[Entries from a dataset]
--
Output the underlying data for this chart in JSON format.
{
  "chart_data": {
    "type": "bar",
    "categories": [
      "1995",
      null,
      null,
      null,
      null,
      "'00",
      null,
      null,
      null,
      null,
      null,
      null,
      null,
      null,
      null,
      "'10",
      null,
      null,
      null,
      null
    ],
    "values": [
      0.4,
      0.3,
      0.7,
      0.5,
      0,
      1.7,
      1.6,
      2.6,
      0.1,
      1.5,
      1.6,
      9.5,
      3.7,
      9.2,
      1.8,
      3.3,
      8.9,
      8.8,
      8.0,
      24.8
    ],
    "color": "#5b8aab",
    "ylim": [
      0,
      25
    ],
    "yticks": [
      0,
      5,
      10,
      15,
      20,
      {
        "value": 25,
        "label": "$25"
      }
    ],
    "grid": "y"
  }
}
--
Show the data once more, exactly as it was written.

Output the underlying data for this chart in JSON format.
{
  "chart_data": {
    "type": "bar",
    "categories": [
      "1995",
      null,
      null,
      null,
      null,
      "'00",
      null,
      null,
      null,
      null,
      null,
      null,
      null,
      null,
      null,
      "'10",
      null,
      null,
      null,
      null
    ],
    "values": [
      0.4,
      0.3,
      0.7,
      0.5,
      0,
      1.7,
      1.6,
      2.6,
      0.1,
      1.5,
      1.6,
      9.5,
      3.7,
      9.2,
      1.8,
      3.3,
      8.9,
      8.8,
      8.0,
      24.8
    ],
    "color": "#5b8aab",
    "ylim": [
      0,
      25
    ],
    "yticks": [
      0,
      5,
      10,
      15,
      20,
      {
        "value": 25,
        "label": "$25"
      }
    ],
    "grid": "y"
  }
}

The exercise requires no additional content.